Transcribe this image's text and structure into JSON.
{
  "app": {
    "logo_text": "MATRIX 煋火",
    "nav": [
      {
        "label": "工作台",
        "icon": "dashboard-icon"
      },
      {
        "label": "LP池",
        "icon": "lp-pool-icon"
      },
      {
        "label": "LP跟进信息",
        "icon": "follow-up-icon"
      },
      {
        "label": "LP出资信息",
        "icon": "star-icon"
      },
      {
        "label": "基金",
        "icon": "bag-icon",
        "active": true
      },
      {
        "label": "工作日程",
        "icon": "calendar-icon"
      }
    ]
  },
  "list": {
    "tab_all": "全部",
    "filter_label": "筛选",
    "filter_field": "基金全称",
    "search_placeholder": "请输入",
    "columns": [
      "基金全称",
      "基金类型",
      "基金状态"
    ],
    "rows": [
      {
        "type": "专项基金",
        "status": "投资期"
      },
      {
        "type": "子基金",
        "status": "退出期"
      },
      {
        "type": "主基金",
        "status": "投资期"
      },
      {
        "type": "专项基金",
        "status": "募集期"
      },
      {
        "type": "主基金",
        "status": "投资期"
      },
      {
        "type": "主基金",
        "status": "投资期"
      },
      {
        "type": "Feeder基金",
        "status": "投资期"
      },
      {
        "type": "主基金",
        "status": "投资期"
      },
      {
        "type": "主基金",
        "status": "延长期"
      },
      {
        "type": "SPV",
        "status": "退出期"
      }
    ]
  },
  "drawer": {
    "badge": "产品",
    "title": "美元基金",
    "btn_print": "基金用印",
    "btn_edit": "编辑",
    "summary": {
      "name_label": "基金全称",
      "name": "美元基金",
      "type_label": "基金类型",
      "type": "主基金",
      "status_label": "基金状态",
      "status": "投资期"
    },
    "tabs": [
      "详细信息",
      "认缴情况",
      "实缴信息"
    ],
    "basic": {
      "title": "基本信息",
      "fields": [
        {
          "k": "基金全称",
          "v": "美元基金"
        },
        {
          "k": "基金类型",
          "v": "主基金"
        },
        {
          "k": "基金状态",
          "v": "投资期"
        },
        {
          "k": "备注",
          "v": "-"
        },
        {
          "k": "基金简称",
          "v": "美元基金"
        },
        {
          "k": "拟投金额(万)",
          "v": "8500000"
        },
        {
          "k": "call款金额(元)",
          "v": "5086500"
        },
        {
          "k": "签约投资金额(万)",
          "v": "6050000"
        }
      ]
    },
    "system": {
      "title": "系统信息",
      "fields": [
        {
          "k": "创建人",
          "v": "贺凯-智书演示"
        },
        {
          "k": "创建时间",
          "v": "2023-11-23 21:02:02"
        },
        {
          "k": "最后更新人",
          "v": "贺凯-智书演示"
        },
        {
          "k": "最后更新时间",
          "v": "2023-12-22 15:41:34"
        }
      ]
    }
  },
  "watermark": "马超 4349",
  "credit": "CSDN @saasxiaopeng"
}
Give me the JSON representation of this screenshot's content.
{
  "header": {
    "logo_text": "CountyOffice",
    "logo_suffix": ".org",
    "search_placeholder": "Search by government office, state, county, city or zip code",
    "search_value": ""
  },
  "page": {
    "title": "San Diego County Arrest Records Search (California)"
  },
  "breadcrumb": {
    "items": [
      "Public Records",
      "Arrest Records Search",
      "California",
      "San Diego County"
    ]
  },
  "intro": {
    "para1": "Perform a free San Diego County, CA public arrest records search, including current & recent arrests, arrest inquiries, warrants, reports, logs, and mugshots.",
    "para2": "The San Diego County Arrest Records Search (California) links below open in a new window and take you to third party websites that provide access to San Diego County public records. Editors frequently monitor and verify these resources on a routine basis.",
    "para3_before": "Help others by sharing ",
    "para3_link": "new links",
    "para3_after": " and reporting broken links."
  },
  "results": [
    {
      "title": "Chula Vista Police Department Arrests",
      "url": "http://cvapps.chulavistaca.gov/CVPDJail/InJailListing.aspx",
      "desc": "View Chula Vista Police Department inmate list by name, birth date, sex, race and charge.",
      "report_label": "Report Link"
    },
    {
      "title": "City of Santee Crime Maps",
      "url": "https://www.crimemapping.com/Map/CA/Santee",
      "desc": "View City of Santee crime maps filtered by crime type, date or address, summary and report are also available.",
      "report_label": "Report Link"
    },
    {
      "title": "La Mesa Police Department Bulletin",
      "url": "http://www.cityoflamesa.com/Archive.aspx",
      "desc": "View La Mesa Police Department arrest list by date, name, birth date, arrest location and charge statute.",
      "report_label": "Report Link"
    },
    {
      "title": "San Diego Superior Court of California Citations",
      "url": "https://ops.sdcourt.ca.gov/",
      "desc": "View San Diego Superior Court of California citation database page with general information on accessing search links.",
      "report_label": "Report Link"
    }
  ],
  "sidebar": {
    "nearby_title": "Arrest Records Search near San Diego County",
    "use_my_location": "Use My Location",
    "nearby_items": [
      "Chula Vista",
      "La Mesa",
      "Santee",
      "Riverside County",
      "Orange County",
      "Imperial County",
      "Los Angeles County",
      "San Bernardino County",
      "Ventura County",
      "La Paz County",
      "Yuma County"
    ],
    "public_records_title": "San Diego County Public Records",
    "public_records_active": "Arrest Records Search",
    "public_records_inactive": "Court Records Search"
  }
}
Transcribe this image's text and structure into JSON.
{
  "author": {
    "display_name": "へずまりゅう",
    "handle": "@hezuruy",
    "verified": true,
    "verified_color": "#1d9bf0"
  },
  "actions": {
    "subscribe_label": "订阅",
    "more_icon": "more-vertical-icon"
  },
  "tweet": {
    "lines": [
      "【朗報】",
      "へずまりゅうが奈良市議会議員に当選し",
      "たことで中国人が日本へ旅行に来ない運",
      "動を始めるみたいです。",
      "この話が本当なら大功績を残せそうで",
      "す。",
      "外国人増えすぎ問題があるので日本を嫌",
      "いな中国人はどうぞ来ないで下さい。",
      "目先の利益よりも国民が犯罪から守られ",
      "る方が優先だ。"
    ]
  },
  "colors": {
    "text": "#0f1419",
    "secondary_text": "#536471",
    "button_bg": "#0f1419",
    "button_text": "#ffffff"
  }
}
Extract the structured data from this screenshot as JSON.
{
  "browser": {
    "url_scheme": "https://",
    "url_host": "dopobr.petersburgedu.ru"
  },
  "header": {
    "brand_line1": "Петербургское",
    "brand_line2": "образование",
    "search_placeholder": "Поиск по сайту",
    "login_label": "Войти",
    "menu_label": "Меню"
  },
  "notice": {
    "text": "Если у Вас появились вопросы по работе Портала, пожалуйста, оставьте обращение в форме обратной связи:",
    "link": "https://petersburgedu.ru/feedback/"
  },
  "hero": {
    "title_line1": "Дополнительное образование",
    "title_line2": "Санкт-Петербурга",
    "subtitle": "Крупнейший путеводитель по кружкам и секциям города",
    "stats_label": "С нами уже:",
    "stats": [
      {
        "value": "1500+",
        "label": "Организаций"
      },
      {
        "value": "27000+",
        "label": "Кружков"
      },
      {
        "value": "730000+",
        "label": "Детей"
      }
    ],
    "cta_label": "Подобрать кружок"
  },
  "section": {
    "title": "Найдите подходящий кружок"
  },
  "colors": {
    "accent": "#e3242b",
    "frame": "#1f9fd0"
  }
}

◇ ◇ ◇ ◇

TASK GOAL :: Every line from the one holding "Extract the structured" through the final line of the listing must be echoed exactly; leave out all other lines.

CORRECT RESPONSE ::
Extract the structured data from this screenshot as JSON.
{
  "browser": {
    "url_scheme": "https://",
    "url_host": "dopobr.petersburgedu.ru"
  },
  "header": {
    "brand_line1": "Петербургское",
    "brand_line2": "образование",
    "search_placeholder": "Поиск по сайту",
    "login_label": "Войти",
    "menu_label": "Меню"
  },
  "notice": {
    "text": "Если у Вас появились вопросы по работе Портала, пожалуйста, оставьте обращение в форме обратной связи:",
    "link": "https://petersburgedu.ru/feedback/"
  },
  "hero": {
    "title_line1": "Дополнительное образование",
    "title_line2": "Санкт-Петербурга",
    "subtitle": "Крупнейший путеводитель по кружкам и секциям города",
    "stats_label": "С нами уже:",
    "stats": [
      {
        "value": "1500+",
        "label": "Организаций"
      },
      {
        "value": "27000+",
        "label": "Кружков"
      },
      {
        "value": "730000+",
        "label": "Детей"
      }
    ],
    "cta_label": "Подобрать кружок"
  },
  "section": {
    "title": "Найдите подходящий кружок"
  },
  "colors": {
    "accent": "#e3242b",
    "frame": "#1f9fd0"
  }
}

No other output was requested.